• REQUIREMENT:
Print, exactly and completely, every entry in the data.

• INFORMATION GIVEN:

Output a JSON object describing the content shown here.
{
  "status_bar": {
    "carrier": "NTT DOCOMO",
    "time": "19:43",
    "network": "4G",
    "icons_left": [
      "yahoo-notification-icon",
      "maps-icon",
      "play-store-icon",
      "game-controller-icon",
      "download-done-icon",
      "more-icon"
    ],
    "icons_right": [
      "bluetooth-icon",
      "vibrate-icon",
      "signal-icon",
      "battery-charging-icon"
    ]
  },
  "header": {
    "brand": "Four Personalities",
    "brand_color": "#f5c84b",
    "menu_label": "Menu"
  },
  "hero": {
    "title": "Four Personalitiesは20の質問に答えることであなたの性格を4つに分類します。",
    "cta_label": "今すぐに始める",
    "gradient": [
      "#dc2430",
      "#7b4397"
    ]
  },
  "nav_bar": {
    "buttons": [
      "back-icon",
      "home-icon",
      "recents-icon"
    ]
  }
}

• RESPONSE TO THIS EXERCISE:
Output a JSON object describing the content shown here.
{
  "status_bar": {
    "carrier": "NTT DOCOMO",
    "time": "19:43",
    "network": "4G",
    "icons_left": [
      "yahoo-notification-icon",
      "maps-icon",
      "play-store-icon",
      "game-controller-icon",
      "download-done-icon",
      "more-icon"
    ],
    "icons_right": [
      "bluetooth-icon",
      "vibrate-icon",
      "signal-icon",
      "battery-charging-icon"
    ]
  },
  "header": {
    "brand": "Four Personalities",
    "brand_color": "#f5c84b",
    "menu_label": "Menu"
  },
  "hero": {
    "title": "Four Personalitiesは20の質問に答えることであなたの性格を4つに分類します。",
    "cta_label": "今すぐに始める",
    "gradient": [
      "#dc2430",
      "#7b4397"
    ]
  },
  "nav_bar": {
    "buttons": [
      "back-icon",
      "home-icon",
      "recents-icon"
    ]
  }
}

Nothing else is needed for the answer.